Items from a figure collection:
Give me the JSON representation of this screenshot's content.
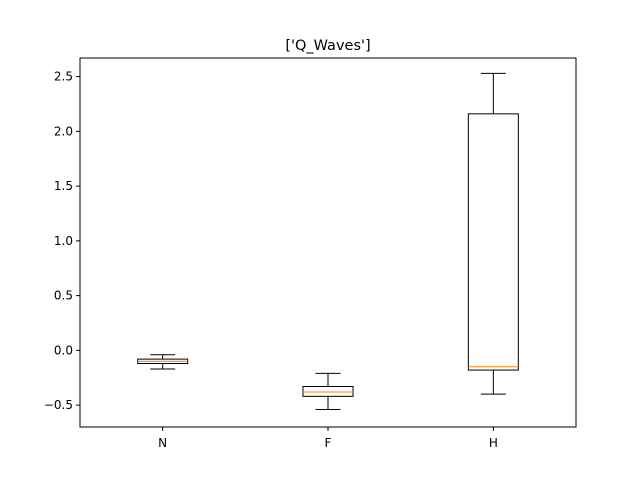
{
  "chart_data": {
    "type": "box",
    "title": "['Q_Waves']",
    "xlabel": "",
    "ylabel": "",
    "categories": [
      "N",
      "F",
      "H"
    ],
    "ylim": [
      -0.7,
      2.67
    ],
    "yticks": [
      -0.5,
      0.0,
      0.5,
      1.0,
      1.5,
      2.0,
      2.5
    ],
    "ytick_labels": [
      "−0.5",
      "0.0",
      "0.5",
      "1.0",
      "1.5",
      "2.0",
      "2.5"
    ],
    "grid": false,
    "boxes": [
      {
        "name": "N",
        "whisker_low": -0.17,
        "q1": -0.12,
        "median": -0.1,
        "q3": -0.08,
        "whisker_high": -0.04
      },
      {
        "name": "F",
        "whisker_low": -0.54,
        "q1": -0.42,
        "median": -0.38,
        "q3": -0.33,
        "whisker_high": -0.21
      },
      {
        "name": "H",
        "whisker_low": -0.4,
        "q1": -0.18,
        "median": -0.15,
        "q3": 2.16,
        "whisker_high": 2.53
      }
    ],
    "colors": {
      "box": "#000000",
      "median": "#ff7f0e",
      "whisker": "#000000"
    }
  }
}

■ Task statement:
Transcribe the records word for word and include no pictures.

■ Solution to the problem:
Give me the JSON representation of this screenshot's content.
{
  "chart_data": {
    "type": "box",
    "title": "['Q_Waves']",
    "xlabel": "",
    "ylabel": "",
    "categories": [
      "N",
      "F",
      "H"
    ],
    "ylim": [
      -0.7,
      2.67
    ],
    "yticks": [
      -0.5,
      0.0,
      0.5,
      1.0,
      1.5,
      2.0,
      2.5
    ],
    "ytick_labels": [
      "−0.5",
      "0.0",
      "0.5",
      "1.0",
      "1.5",
      "2.0",
      "2.5"
    ],
    "grid": false,
    "boxes": [
      {
        "name": "N",
        "whisker_low": -0.17,
        "q1": -0.12,
        "median": -0.1,
        "q3": -0.08,
        "whisker_high": -0.04
      },
      {
        "name": "F",
        "whisker_low": -0.54,
        "q1": -0.42,
        "median": -0.38,
        "q3": -0.33,
        "whisker_high": -0.21
      },
      {
        "name": "H",
        "whisker_low": -0.4,
        "q1": -0.18,
        "median": -0.15,
        "q3": 2.16,
        "whisker_high": 2.53
      }
    ],
    "colors": {
      "box": "#000000",
      "median": "#ff7f0e",
      "whisker": "#000000"
    }
  }
}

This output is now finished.